▸ Source data:

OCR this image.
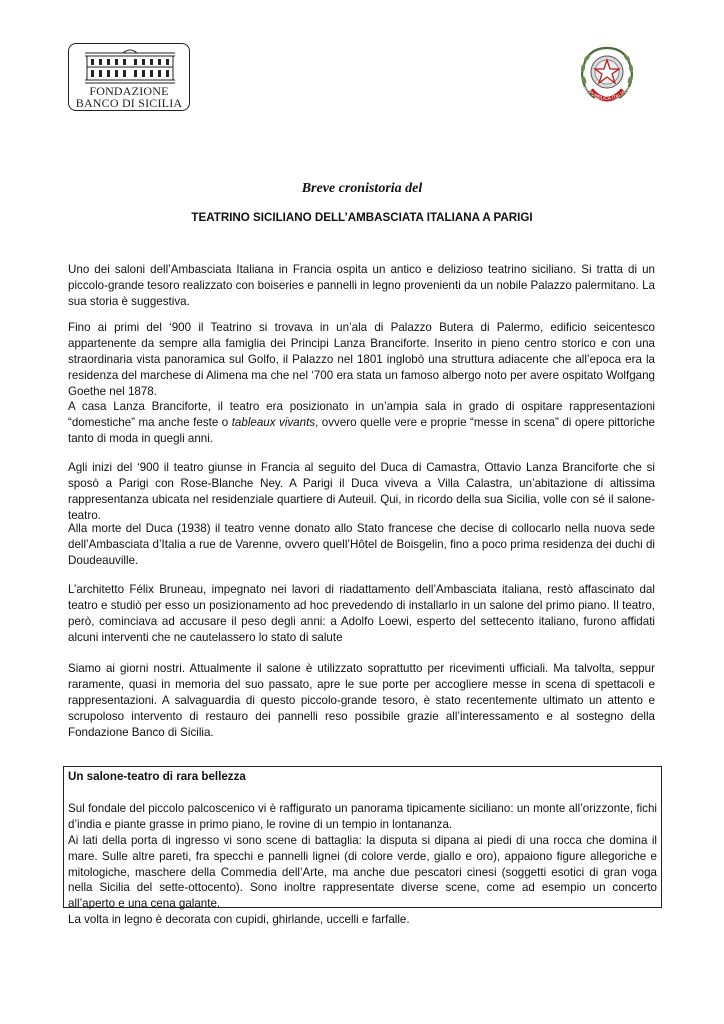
FONDAZIONE
BANCO DI SICILIA
REPUBBLICA ITALIANA
Breve cronistoria del
TEATRINO SICILIANO DELL’AMBASCIATA ITALIANA A PARIGI

Uno dei saloni dell’Ambasciata Italiana in Francia ospita un antico e delizioso teatrino siciliano. Si tratta di un piccolo-grande tesoro realizzato con boiseries e pannelli in legno provenienti da un nobile Palazzo palermitano. La sua storia è suggestiva.

Fino ai primi del ‘900 il Teatrino si trovava in un’ala di Palazzo Butera di Palermo, edificio seicentesco appartenente da sempre alla famiglia dei Principi Lanza Branciforte. Inserito in pieno centro storico e con una straordinaria vista panoramica sul Golfo, il Palazzo nel 1801 inglobò una struttura adiacente che all’epoca era la residenza del marchese di Alimena ma che nel ‘700 era stata un famoso albergo noto per avere ospitato Wolfgang Goethe nel 1878.

A casa Lanza Branciforte, il teatro era posizionato in un’ampia sala in grado di ospitare rappresentazioni “domestiche” ma anche feste o tableaux vivants, ovvero quelle vere e proprie “messe in scena” di opere pittoriche tanto di moda in quegli anni.

Agli inizi del ‘900 il teatro giunse in Francia al seguito del Duca di Camastra, Ottavio Lanza Branciforte che si sposò a Parigi con Rose-Blanche Ney. A Parigi il Duca viveva a Villa Calastra, un’abitazione di altissima rappresentanza ubicata nel residenziale quartiere di Auteuil. Qui, in ricordo della sua Sicilia, volle con sé il salone-teatro.

Alla morte del Duca (1938) il teatro venne donato allo Stato francese che decise di collocarlo nella nuova sede dell’Ambasciata d’Italia a rue de Varenne, ovvero quell’Hôtel de Boisgelin, fino a poco prima residenza dei duchi di Doudeauville.

L’architetto Félix Bruneau, impegnato nei lavori di riadattamento dell’Ambasciata italiana, restò affascinato dal teatro e studiò per esso un posizionamento ad hoc prevedendo di installarlo in un salone del primo piano. Il teatro, però, cominciava ad accusare il peso degli anni: a Adolfo Loewi, esperto del settecento italiano, furono affidati alcuni interventi che ne cautelassero lo stato di salute

Siamo ai giorni nostri. Attualmente il salone è utilizzato soprattutto per ricevimenti ufficiali. Ma talvolta, seppur raramente, quasi in memoria del suo passato, apre le sue porte per accogliere messe in scena di spettacoli e rappresentazioni. A salvaguardia di questo piccolo-grande tesoro, è stato recentemente ultimato un attento e scrupoloso intervento di restauro dei pannelli reso possibile grazie all’interessamento e al sostegno della Fondazione Banco di Sicilia.

Un salone-teatro di rara bellezza

Sul fondale del piccolo palcoscenico vi è raffigurato un panorama tipicamente siciliano: un monte all’orizzonte, fichi d’india e piante grasse in primo piano, le rovine di un tempio in lontananza.
Ai lati della porta di ingresso vi sono scene di battaglia: la disputa si dipana ai piedi di una rocca che domina il mare. Sulle altre pareti, fra specchi e pannelli lignei (di colore verde, giallo e oro), appaiono figure allegoriche e mitologiche, maschere della Commedia dell’Arte, ma anche due pescatori cinesi (soggetti esotici di gran voga nella Sicilia del sette-ottocento). Sono inoltre rappresentate diverse scene, come ad esempio un concerto all’aperto e una cena galante.
La volta in legno è decorata con cupidi, ghirlande, uccelli e farfalle.
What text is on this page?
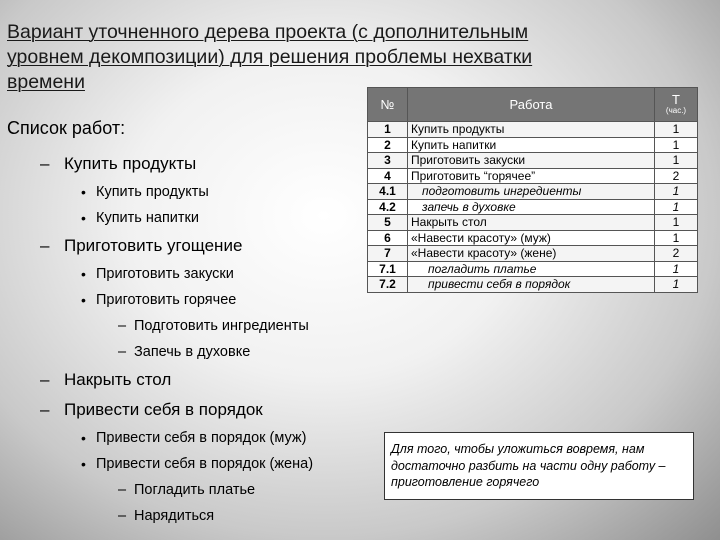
Вариант уточненного дерева проекта (с дополнительным уровнем декомпозиции) для решения проблемы нехватки времени
Список работ:
– Купить продукты
• Купить продукты
• Купить напитки
– Приготовить угощение
• Приготовить закуски
• Приготовить горячее
– Подготовить ингредиенты
– Запечь в духовке
– Накрыть стол
– Привести себя в порядок
• Привести себя в порядок (муж)
• Привести себя в порядок (жена)
– Погладить платье
– Нарядиться
№	Работа	Т
(час.)

1	Купить продукты	1
2	Купить напитки	1
3	Приготовить закуски	1
4	Приготовить “горячее”	2
4.1	подготовить ингредиенты	1
4.2	запечь в духовке	1
5	Накрыть стол	1
6	«Навести красоту» (муж)	1
7	«Навести красоту» (жене)	2
7.1	погладить платье	1
7.2	привести себя в порядок	1
Для того, чтобы уложиться вовремя, нам достаточно разбить на части одну работу – приготовление горячего
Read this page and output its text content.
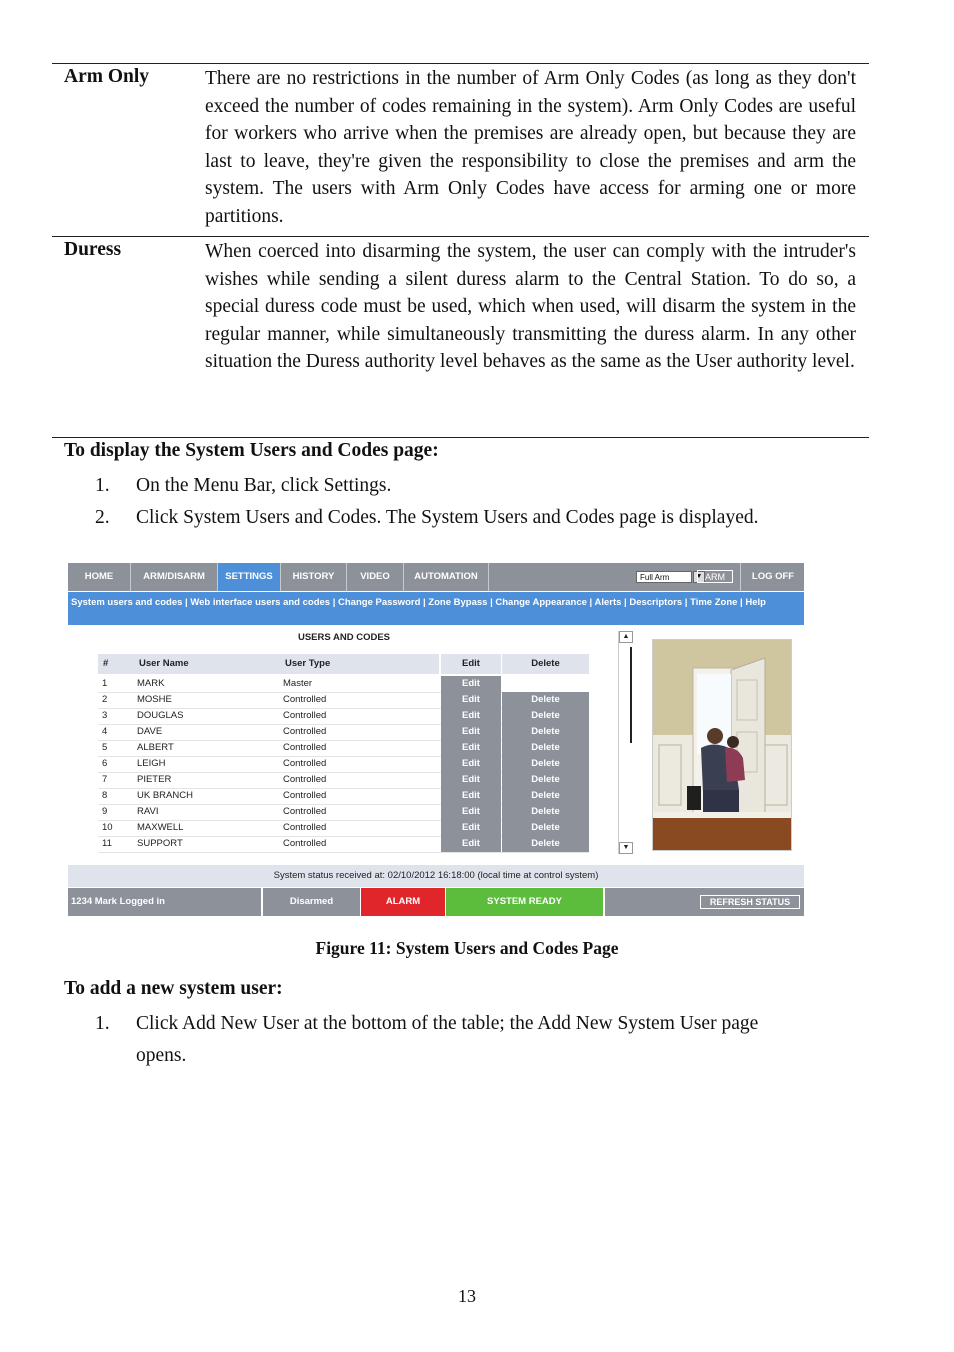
Arm Only	There are no restrictions in the number of Arm Only Codes (as long as they don't exceed the number of codes remaining in the system). Arm Only Codes are useful for workers who arrive when the premises are already open, but because they are last to leave, they're given the responsibility to close the premises and arm the system. The users with Arm Only Codes have access for arming one or more partitions.
Duress	When coerced into disarming the system, the user can comply with the intruder's wishes while sending a silent duress alarm to the Central Station. To do so, a special duress code must be used, which when used, will disarm the system in the regular manner, while simultaneously transmitting the duress alarm. In any other situation the Duress authority level behaves as the same as the User authority level.
To display the System Users and Codes page:
1. On the Menu Bar, click Settings.
2. Click System Users and Codes. The System Users and Codes page is displayed.
HOME	ARM/DISARM	SETTINGS	HISTORY	VIDEO	AUTOMATION	Full Arm	▼ ARM	LOG OFF
System users and codes | Web interface users and codes | Change Password | Zone Bypass | Change Appearance | Alerts | Descriptors | Time Zone | Help
USERS AND CODES
#	User Name	User Type	Edit	Delete
1	MARK	Master	Edit
2	MOSHE	Controlled	Edit	Delete
3	DOUGLAS	Controlled	Edit	Delete
4	DAVE	Controlled	Edit	Delete
5	ALBERT	Controlled	Edit	Delete
6	LEIGH	Controlled	Edit	Delete
7	PIETER	Controlled	Edit	Delete
8	UK BRANCH	Controlled	Edit	Delete
9	RAVI	Controlled	Edit	Delete
10	MAXWELL	Controlled	Edit	Delete
11	SUPPORT	Controlled	Edit	Delete
▲
▼
System status received at: 02/10/2012 16:18:00 (local time at control system)
1234 Mark Logged in	Disarmed	ALARM	SYSTEM READY	REFRESH STATUS
Figure 11: System Users and Codes Page
To add a new system user:
1. Click Add New User at the bottom of the table; the Add New System User page
opens.
13
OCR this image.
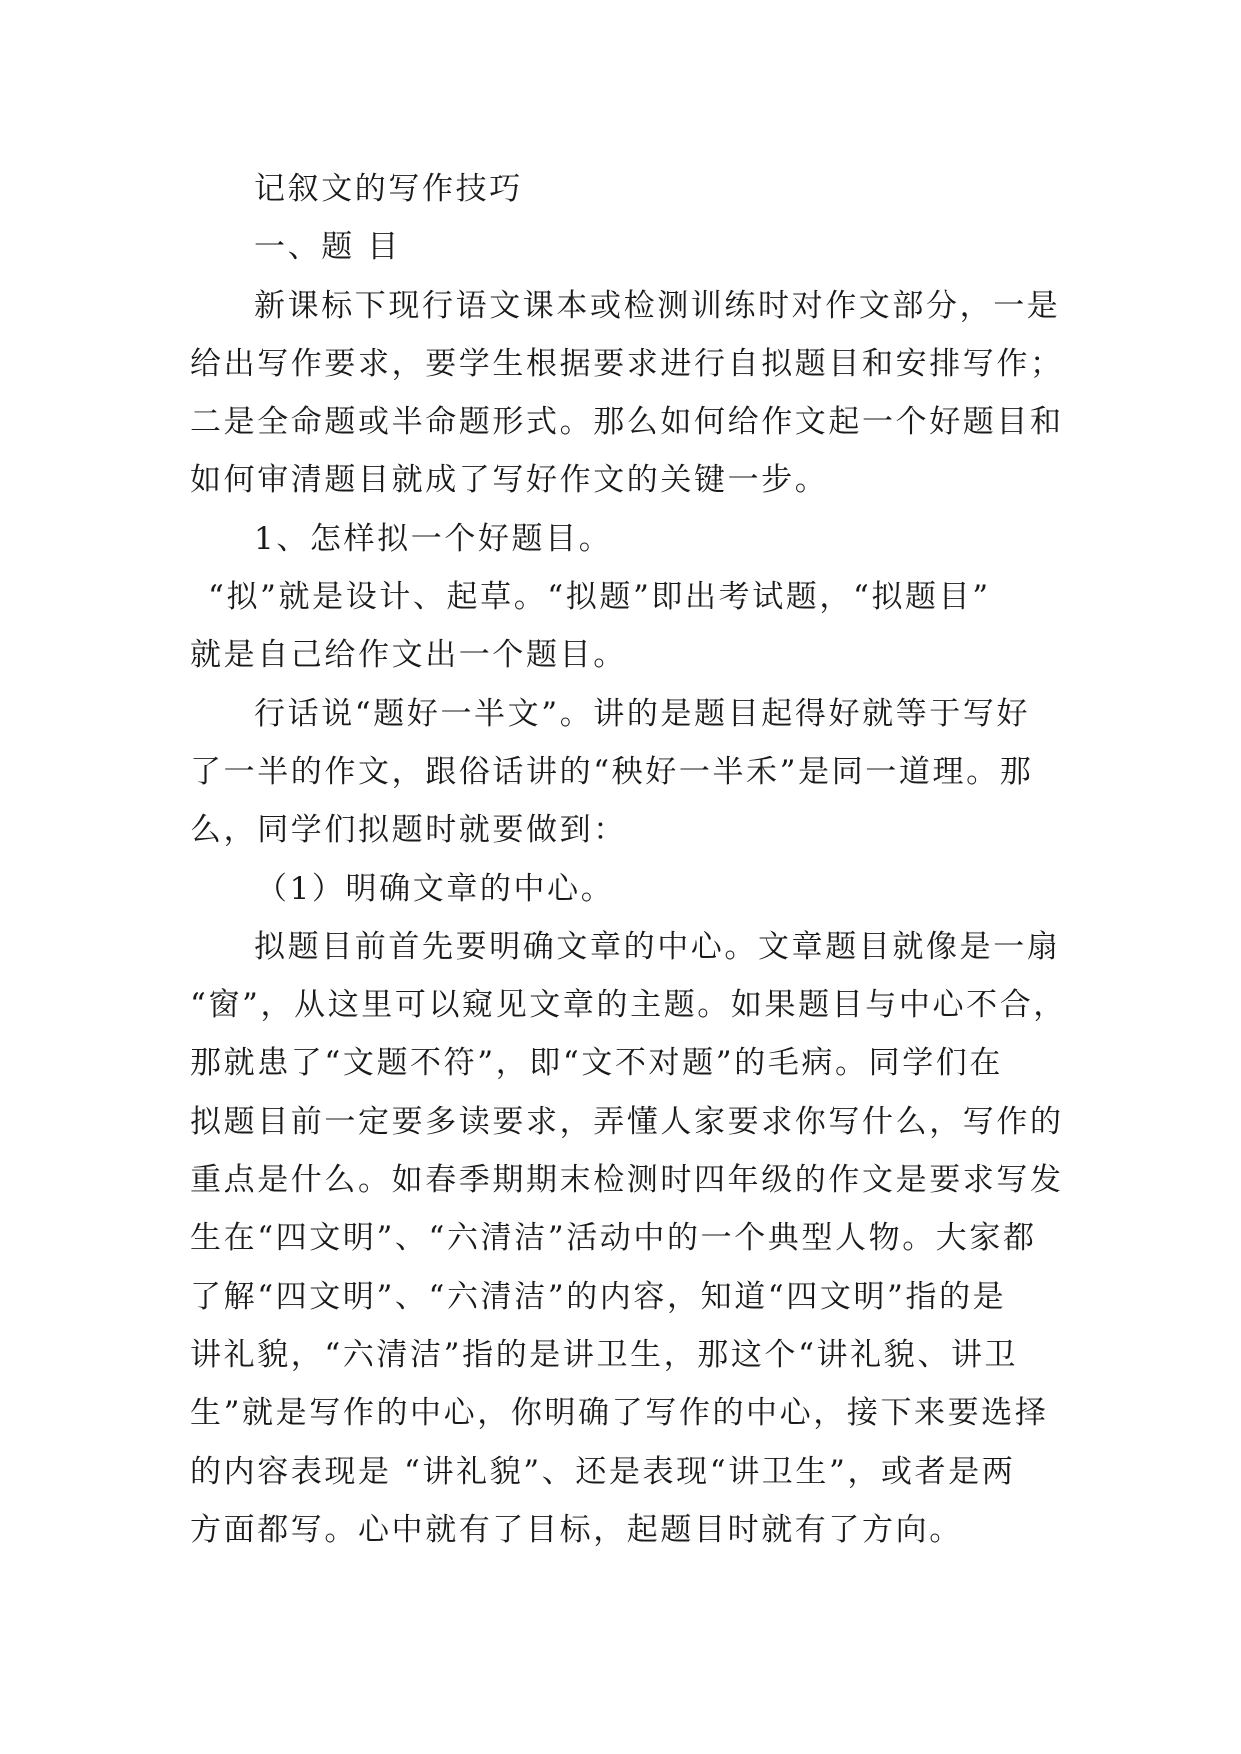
记叙文的写作技巧

一、题 目

新课标下现行语文课本或检测训练时对作文部分，一是

给出写作要求，要学生根据要求进行自拟题目和安排写作；

二是全命题或半命题形式。那么如何给作文起一个好题目和

如何审清题目就成了写好作文的关键一步。

1、怎样拟一个好题目。

“拟”就是设计、起草。“拟题”即出考试题，“拟题目”

就是自己给作文出一个题目。

行话说“题好一半文”。讲的是题目起得好就等于写好

了一半的作文，跟俗话讲的“秧好一半禾”是同一道理。那

么，同学们拟题时就要做到：

（1）明确文章的中心。

拟题目前首先要明确文章的中心。文章题目就像是一扇

“窗”，从这里可以窥见文章的主题。如果题目与中心不合，

那就患了“文题不符”，即“文不对题”的毛病。同学们在

拟题目前一定要多读要求，弄懂人家要求你写什么，写作的

重点是什么。如春季期期末检测时四年级的作文是要求写发

生在“四文明”、“六清洁”活动中的一个典型人物。大家都

了解“四文明”、“六清洁”的内容，知道“四文明”指的是

讲礼貌，“六清洁”指的是讲卫生，那这个“讲礼貌、讲卫

生”就是写作的中心，你明确了写作的中心，接下来要选择

的内容表现是 “讲礼貌”、还是表现“讲卫生”，或者是两

方面都写。心中就有了目标，起题目时就有了方向。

▸ Aim of the task: Skip the pictures and print each record exactly as it stands.

▸ Exercise result:
OCR this image.
FONDAZIONE
BANCO DI SICILIA
REPUBBLICA ITALIANA
Breve cronistoria del
TEATRINO SICILIANO DELL’AMBASCIATA ITALIANA A PARIGI

Uno dei saloni dell’Ambasciata Italiana in Francia ospita un antico e delizioso teatrino siciliano. Si tratta di un piccolo-grande tesoro realizzato con boiseries e pannelli in legno provenienti da un nobile Palazzo palermitano. La sua storia è suggestiva.

Fino ai primi del ‘900 il Teatrino si trovava in un’ala di Palazzo Butera di Palermo, edificio seicentesco appartenente da sempre alla famiglia dei Principi Lanza Branciforte. Inserito in pieno centro storico e con una straordinaria vista panoramica sul Golfo, il Palazzo nel 1801 inglobò una struttura adiacente che all’epoca era la residenza del marchese di Alimena ma che nel ‘700 era stata un famoso albergo noto per avere ospitato Wolfgang Goethe nel 1878.

A casa Lanza Branciforte, il teatro era posizionato in un’ampia sala in grado di ospitare rappresentazioni “domestiche” ma anche feste o tableaux vivants, ovvero quelle vere e proprie “messe in scena” di opere pittoriche tanto di moda in quegli anni.

Agli inizi del ‘900 il teatro giunse in Francia al seguito del Duca di Camastra, Ottavio Lanza Branciforte che si sposò a Parigi con Rose-Blanche Ney. A Parigi il Duca viveva a Villa Calastra, un’abitazione di altissima rappresentanza ubicata nel residenziale quartiere di Auteuil. Qui, in ricordo della sua Sicilia, volle con sé il salone-teatro.

Alla morte del Duca (1938) il teatro venne donato allo Stato francese che decise di collocarlo nella nuova sede dell’Ambasciata d’Italia a rue de Varenne, ovvero quell’Hôtel de Boisgelin, fino a poco prima residenza dei duchi di Doudeauville.

L’architetto Félix Bruneau, impegnato nei lavori di riadattamento dell’Ambasciata italiana, restò affascinato dal teatro e studiò per esso un posizionamento ad hoc prevedendo di installarlo in un salone del primo piano. Il teatro, però, cominciava ad accusare il peso degli anni: a Adolfo Loewi, esperto del settecento italiano, furono affidati alcuni interventi che ne cautelassero lo stato di salute

Siamo ai giorni nostri. Attualmente il salone è utilizzato soprattutto per ricevimenti ufficiali. Ma talvolta, seppur raramente, quasi in memoria del suo passato, apre le sue porte per accogliere messe in scena di spettacoli e rappresentazioni. A salvaguardia di questo piccolo-grande tesoro, è stato recentemente ultimato un attento e scrupoloso intervento di restauro dei pannelli reso possibile grazie all’interessamento e al sostegno della Fondazione Banco di Sicilia.

Un salone-teatro di rara bellezza

Sul fondale del piccolo palcoscenico vi è raffigurato un panorama tipicamente siciliano: un monte all’orizzonte, fichi d’india e piante grasse in primo piano, le rovine di un tempio in lontananza.
Ai lati della porta di ingresso vi sono scene di battaglia: la disputa si dipana ai piedi di una rocca che domina il mare. Sulle altre pareti, fra specchi e pannelli lignei (di colore verde, giallo e oro), appaiono figure allegoriche e mitologiche, maschere della Commedia dell’Arte, ma anche due pescatori cinesi (soggetti esotici di gran voga nella Sicilia del sette-ottocento). Sono inoltre rappresentate diverse scene, come ad esempio un concerto all’aperto e una cena galante.
La volta in legno è decorata con cupidi, ghirlande, uccelli e farfalle.
What text is on this page?
Вариант уточненного дерева проекта (с дополнительным уровнем декомпозиции) для решения проблемы нехватки времени
Список работ:
– Купить продукты
• Купить продукты
• Купить напитки
– Приготовить угощение
• Приготовить закуски
• Приготовить горячее
– Подготовить ингредиенты
– Запечь в духовке
– Накрыть стол
– Привести себя в порядок
• Привести себя в порядок (муж)
• Привести себя в порядок (жена)
– Погладить платье
– Нарядиться
№	Работа	Т
(час.)

1	Купить продукты	1
2	Купить напитки	1
3	Приготовить закуски	1
4	Приготовить “горячее”	2
4.1	подготовить ингредиенты	1
4.2	запечь в духовке	1
5	Накрыть стол	1
6	«Навести красоту» (муж)	1
7	«Навести красоту» (жене)	2
7.1	погладить платье	1
7.2	привести себя в порядок	1
Для того, чтобы уложиться вовремя, нам достаточно разбить на части одну работу – приготовление горячего
Read this page and output its text content.
Arm Only	There are no restrictions in the number of Arm Only Codes (as long as they don't exceed the number of codes remaining in the system). Arm Only Codes are useful for workers who arrive when the premises are already open, but because they are last to leave, they're given the responsibility to close the premises and arm the system. The users with Arm Only Codes have access for arming one or more partitions.
Duress	When coerced into disarming the system, the user can comply with the intruder's wishes while sending a silent duress alarm to the Central Station. To do so, a special duress code must be used, which when used, will disarm the system in the regular manner, while simultaneously transmitting the duress alarm. In any other situation the Duress authority level behaves as the same as the User authority level.
To display the System Users and Codes page:
1. On the Menu Bar, click Settings.
2. Click System Users and Codes. The System Users and Codes page is displayed.
HOME	ARM/DISARM	SETTINGS	HISTORY	VIDEO	AUTOMATION	Full Arm	▼ ARM	LOG OFF
System users and codes | Web interface users and codes | Change Password | Zone Bypass | Change Appearance | Alerts | Descriptors | Time Zone | Help
USERS AND CODES
#	User Name	User Type	Edit	Delete
1	MARK	Master	Edit
2	MOSHE	Controlled	Edit	Delete
3	DOUGLAS	Controlled	Edit	Delete
4	DAVE	Controlled	Edit	Delete
5	ALBERT	Controlled	Edit	Delete
6	LEIGH	Controlled	Edit	Delete
7	PIETER	Controlled	Edit	Delete
8	UK BRANCH	Controlled	Edit	Delete
9	RAVI	Controlled	Edit	Delete
10	MAXWELL	Controlled	Edit	Delete
11	SUPPORT	Controlled	Edit	Delete
▲
▼
System status received at: 02/10/2012 16:18:00 (local time at control system)
1234 Mark Logged in	Disarmed	ALARM	SYSTEM READY	REFRESH STATUS
Figure 11: System Users and Codes Page
To add a new system user:
1. Click Add New User at the bottom of the table; the Add New System User page
opens.
13
OCR this image.
记叙文的写作技巧

一、题 目

新课标下现行语文课本或检测训练时对作文部分，一是

给出写作要求，要学生根据要求进行自拟题目和安排写作；

二是全命题或半命题形式。那么如何给作文起一个好题目和

如何审清题目就成了写好作文的关键一步。

1、怎样拟一个好题目。

“拟”就是设计、起草。“拟题”即出考试题，“拟题目”

就是自己给作文出一个题目。

行话说“题好一半文”。讲的是题目起得好就等于写好

了一半的作文，跟俗话讲的“秧好一半禾”是同一道理。那

么，同学们拟题时就要做到：

（1）明确文章的中心。

拟题目前首先要明确文章的中心。文章题目就像是一扇

“窗”，从这里可以窥见文章的主题。如果题目与中心不合，

那就患了“文题不符”，即“文不对题”的毛病。同学们在

拟题目前一定要多读要求，弄懂人家要求你写什么，写作的

重点是什么。如春季期期末检测时四年级的作文是要求写发

生在“四文明”、“六清洁”活动中的一个典型人物。大家都

了解“四文明”、“六清洁”的内容，知道“四文明”指的是

讲礼貌，“六清洁”指的是讲卫生，那这个“讲礼貌、讲卫

生”就是写作的中心，你明确了写作的中心，接下来要选择

的内容表现是 “讲礼貌”、还是表现“讲卫生”，或者是两

方面都写。心中就有了目标，起题目时就有了方向。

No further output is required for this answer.